Exercise directions: Go through the listing below and list every line with "多极化趋势的发展".

BEGIN Items

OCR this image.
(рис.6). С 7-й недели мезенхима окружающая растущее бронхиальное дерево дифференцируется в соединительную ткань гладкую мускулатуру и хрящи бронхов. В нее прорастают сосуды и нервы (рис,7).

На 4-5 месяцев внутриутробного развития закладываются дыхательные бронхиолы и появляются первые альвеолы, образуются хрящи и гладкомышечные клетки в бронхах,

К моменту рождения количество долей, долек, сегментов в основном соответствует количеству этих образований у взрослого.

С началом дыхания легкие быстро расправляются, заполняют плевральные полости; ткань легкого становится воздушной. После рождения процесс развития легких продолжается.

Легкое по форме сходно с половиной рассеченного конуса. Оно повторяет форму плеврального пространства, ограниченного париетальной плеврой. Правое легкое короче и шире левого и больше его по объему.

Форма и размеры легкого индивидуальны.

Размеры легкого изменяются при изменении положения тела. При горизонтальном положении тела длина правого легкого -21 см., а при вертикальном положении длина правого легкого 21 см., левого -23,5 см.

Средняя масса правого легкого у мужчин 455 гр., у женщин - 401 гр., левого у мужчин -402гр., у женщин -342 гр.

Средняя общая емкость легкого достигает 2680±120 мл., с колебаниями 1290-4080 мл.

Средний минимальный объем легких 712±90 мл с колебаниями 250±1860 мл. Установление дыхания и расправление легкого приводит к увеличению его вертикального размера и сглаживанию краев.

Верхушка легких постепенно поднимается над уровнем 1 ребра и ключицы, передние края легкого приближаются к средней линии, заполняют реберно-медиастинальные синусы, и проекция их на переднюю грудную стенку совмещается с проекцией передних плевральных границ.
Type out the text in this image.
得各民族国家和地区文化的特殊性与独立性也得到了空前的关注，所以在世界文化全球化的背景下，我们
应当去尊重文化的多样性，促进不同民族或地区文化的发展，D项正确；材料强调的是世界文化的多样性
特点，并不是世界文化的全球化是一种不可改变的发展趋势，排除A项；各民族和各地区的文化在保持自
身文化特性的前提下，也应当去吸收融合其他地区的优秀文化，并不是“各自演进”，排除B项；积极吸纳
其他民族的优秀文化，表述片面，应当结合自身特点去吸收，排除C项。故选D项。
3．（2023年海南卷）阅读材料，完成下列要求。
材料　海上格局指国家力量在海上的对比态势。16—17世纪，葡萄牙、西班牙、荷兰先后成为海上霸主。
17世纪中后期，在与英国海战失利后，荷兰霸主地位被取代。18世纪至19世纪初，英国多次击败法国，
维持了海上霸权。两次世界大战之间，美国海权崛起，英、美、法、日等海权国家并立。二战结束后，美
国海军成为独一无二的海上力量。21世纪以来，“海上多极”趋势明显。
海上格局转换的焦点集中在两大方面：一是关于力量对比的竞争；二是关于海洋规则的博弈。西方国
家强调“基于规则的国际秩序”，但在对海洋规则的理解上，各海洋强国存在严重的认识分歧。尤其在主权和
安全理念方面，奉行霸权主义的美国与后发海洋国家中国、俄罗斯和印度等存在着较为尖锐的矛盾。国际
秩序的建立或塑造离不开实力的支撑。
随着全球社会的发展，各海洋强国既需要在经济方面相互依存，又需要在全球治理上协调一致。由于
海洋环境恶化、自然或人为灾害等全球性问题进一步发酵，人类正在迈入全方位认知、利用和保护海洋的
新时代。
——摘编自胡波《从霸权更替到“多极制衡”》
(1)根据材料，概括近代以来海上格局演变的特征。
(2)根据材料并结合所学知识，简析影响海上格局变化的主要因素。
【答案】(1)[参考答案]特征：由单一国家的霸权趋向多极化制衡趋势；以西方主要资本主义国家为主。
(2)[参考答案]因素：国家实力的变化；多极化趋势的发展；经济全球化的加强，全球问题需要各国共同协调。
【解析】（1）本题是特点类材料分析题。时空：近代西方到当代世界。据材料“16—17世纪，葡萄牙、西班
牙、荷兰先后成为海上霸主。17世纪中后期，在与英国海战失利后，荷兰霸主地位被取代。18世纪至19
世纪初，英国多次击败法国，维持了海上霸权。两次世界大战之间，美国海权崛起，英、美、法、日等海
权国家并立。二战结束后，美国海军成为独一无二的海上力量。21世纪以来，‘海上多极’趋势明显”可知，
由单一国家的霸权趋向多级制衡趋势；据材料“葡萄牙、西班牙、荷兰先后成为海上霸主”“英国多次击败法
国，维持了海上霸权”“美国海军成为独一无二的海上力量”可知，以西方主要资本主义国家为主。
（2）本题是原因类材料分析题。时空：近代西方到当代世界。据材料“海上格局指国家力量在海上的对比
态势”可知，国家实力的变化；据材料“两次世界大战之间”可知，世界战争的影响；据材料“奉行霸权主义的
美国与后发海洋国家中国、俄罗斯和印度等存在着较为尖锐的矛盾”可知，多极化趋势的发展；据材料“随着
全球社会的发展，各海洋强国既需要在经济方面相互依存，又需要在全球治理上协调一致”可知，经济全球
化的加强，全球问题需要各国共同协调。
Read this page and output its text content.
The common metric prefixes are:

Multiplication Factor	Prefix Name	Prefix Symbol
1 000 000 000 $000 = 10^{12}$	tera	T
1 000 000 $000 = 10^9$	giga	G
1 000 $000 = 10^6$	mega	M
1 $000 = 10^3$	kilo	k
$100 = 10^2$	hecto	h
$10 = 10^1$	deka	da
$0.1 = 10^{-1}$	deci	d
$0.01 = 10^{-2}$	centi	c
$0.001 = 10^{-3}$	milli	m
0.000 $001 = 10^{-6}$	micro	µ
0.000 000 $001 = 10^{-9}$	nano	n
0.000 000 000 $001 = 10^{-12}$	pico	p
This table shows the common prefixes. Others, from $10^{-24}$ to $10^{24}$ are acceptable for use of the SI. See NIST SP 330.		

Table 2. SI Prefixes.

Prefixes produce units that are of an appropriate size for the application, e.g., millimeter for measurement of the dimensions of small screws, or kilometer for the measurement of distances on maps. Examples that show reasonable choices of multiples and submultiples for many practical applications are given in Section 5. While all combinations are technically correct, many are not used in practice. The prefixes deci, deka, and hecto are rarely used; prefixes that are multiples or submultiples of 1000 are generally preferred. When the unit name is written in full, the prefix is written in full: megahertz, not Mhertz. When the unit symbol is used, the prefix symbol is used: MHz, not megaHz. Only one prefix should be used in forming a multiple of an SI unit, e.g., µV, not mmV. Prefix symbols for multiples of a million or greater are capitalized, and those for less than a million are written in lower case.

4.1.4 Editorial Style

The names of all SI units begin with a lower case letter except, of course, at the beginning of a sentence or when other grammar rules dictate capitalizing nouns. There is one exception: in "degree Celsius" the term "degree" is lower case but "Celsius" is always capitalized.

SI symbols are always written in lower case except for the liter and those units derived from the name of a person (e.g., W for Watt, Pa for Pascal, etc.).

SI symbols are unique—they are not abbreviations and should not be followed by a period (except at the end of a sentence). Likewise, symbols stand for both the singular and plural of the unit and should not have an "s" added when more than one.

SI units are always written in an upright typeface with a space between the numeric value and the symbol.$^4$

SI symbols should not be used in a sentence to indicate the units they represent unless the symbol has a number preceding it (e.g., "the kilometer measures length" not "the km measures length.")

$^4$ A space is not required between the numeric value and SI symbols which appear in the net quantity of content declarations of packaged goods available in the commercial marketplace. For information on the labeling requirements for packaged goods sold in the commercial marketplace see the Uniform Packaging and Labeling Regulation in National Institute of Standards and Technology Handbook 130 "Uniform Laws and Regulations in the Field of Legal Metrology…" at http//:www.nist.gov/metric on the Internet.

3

END Items

Expected answer:
(2)[参考答案]因素：国家实力的变化；多极化趋势的发展；经济全球化的加强，全球问题需要各国共同协调。
美国与后发海洋国家中国、俄罗斯和印度等存在着较为尖锐的矛盾”可知，多极化趋势的发展；据材料“随着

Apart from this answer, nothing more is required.